======== DATA FOR THIS TASK ========

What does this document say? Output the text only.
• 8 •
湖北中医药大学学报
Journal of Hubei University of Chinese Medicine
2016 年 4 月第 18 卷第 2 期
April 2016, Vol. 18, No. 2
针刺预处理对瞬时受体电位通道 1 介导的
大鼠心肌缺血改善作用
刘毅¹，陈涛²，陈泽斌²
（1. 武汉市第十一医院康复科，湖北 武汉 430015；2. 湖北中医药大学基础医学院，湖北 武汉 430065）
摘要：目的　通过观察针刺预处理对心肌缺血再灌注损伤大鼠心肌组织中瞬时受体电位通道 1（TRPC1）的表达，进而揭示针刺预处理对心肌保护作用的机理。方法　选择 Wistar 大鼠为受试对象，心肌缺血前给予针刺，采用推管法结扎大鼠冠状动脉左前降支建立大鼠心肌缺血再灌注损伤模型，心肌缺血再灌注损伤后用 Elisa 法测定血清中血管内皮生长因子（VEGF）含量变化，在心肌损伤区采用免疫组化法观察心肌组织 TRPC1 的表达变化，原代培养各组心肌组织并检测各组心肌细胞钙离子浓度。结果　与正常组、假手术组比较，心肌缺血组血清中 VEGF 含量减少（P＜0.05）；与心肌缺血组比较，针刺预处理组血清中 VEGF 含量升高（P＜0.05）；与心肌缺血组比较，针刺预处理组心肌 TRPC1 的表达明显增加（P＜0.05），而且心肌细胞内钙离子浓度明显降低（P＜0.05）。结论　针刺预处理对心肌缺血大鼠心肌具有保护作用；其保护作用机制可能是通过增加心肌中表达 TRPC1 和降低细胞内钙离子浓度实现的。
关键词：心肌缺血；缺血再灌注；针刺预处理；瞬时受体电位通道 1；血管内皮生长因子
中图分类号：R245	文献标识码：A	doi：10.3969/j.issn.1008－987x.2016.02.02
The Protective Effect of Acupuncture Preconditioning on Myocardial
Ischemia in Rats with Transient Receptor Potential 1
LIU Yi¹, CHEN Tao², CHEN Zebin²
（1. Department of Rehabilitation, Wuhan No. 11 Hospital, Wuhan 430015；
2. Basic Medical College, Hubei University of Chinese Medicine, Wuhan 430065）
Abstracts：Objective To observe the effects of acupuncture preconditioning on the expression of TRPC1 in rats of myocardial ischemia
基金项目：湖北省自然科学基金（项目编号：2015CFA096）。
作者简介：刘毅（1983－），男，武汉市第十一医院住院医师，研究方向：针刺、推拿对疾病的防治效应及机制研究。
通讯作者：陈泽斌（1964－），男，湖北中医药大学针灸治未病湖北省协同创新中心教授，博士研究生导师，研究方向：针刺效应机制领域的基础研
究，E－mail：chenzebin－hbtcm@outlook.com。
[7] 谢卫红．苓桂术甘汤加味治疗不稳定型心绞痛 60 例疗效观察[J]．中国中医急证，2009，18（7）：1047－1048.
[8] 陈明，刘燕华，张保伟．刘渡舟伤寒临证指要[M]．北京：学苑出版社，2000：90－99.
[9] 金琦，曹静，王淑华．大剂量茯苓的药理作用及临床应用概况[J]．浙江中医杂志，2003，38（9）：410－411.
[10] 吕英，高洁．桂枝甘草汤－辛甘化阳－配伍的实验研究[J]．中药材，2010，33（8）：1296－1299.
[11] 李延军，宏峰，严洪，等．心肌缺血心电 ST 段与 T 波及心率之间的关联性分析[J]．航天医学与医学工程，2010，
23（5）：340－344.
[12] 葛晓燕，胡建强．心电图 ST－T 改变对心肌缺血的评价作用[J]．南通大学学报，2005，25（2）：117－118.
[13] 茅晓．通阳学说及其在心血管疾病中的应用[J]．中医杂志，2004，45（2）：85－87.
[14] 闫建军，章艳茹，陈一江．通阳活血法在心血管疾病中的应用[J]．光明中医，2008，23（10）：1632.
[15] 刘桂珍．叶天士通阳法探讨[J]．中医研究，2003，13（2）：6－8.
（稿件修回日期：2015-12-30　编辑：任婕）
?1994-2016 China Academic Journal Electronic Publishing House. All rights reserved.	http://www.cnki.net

========

YOUR OBJECTIVE – Reproduce the listing above word for word.

THE ANSWER –
What does this document say? Output the text only.
• 8 •
湖北中医药大学学报
Journal of Hubei University of Chinese Medicine
2016 年 4 月第 18 卷第 2 期
April 2016, Vol. 18, No. 2
针刺预处理对瞬时受体电位通道 1 介导的
大鼠心肌缺血改善作用
刘毅¹，陈涛²，陈泽斌²
（1. 武汉市第十一医院康复科，湖北 武汉 430015；2. 湖北中医药大学基础医学院，湖北 武汉 430065）
摘要：目的　通过观察针刺预处理对心肌缺血再灌注损伤大鼠心肌组织中瞬时受体电位通道 1（TRPC1）的表达，进而揭示针刺预处理对心肌保护作用的机理。方法　选择 Wistar 大鼠为受试对象，心肌缺血前给予针刺，采用推管法结扎大鼠冠状动脉左前降支建立大鼠心肌缺血再灌注损伤模型，心肌缺血再灌注损伤后用 Elisa 法测定血清中血管内皮生长因子（VEGF）含量变化，在心肌损伤区采用免疫组化法观察心肌组织 TRPC1 的表达变化，原代培养各组心肌组织并检测各组心肌细胞钙离子浓度。结果　与正常组、假手术组比较，心肌缺血组血清中 VEGF 含量减少（P＜0.05）；与心肌缺血组比较，针刺预处理组血清中 VEGF 含量升高（P＜0.05）；与心肌缺血组比较，针刺预处理组心肌 TRPC1 的表达明显增加（P＜0.05），而且心肌细胞内钙离子浓度明显降低（P＜0.05）。结论　针刺预处理对心肌缺血大鼠心肌具有保护作用；其保护作用机制可能是通过增加心肌中表达 TRPC1 和降低细胞内钙离子浓度实现的。
关键词：心肌缺血；缺血再灌注；针刺预处理；瞬时受体电位通道 1；血管内皮生长因子
中图分类号：R245	文献标识码：A	doi：10.3969/j.issn.1008－987x.2016.02.02
The Protective Effect of Acupuncture Preconditioning on Myocardial
Ischemia in Rats with Transient Receptor Potential 1
LIU Yi¹, CHEN Tao², CHEN Zebin²
（1. Department of Rehabilitation, Wuhan No. 11 Hospital, Wuhan 430015；
2. Basic Medical College, Hubei University of Chinese Medicine, Wuhan 430065）
Abstracts：Objective To observe the effects of acupuncture preconditioning on the expression of TRPC1 in rats of myocardial ischemia
基金项目：湖北省自然科学基金（项目编号：2015CFA096）。
作者简介：刘毅（1983－），男，武汉市第十一医院住院医师，研究方向：针刺、推拿对疾病的防治效应及机制研究。
通讯作者：陈泽斌（1964－），男，湖北中医药大学针灸治未病湖北省协同创新中心教授，博士研究生导师，研究方向：针刺效应机制领域的基础研
究，E－mail：chenzebin－hbtcm@outlook.com。
[7] 谢卫红．苓桂术甘汤加味治疗不稳定型心绞痛 60 例疗效观察[J]．中国中医急证，2009，18（7）：1047－1048.
[8] 陈明，刘燕华，张保伟．刘渡舟伤寒临证指要[M]．北京：学苑出版社，2000：90－99.
[9] 金琦，曹静，王淑华．大剂量茯苓的药理作用及临床应用概况[J]．浙江中医杂志，2003，38（9）：410－411.
[10] 吕英，高洁．桂枝甘草汤－辛甘化阳－配伍的实验研究[J]．中药材，2010，33（8）：1296－1299.
[11] 李延军，宏峰，严洪，等．心肌缺血心电 ST 段与 T 波及心率之间的关联性分析[J]．航天医学与医学工程，2010，
23（5）：340－344.
[12] 葛晓燕，胡建强．心电图 ST－T 改变对心肌缺血的评价作用[J]．南通大学学报，2005，25（2）：117－118.
[13] 茅晓．通阳学说及其在心血管疾病中的应用[J]．中医杂志，2004，45（2）：85－87.
[14] 闫建军，章艳茹，陈一江．通阳活血法在心血管疾病中的应用[J]．光明中医，2008，23（10）：1632.
[15] 刘桂珍．叶天士通阳法探讨[J]．中医研究，2003，13（2）：6－8.
（稿件修回日期：2015-12-30　编辑：任婕）
?1994-2016 China Academic Journal Electronic Publishing House. All rights reserved.	http://www.cnki.net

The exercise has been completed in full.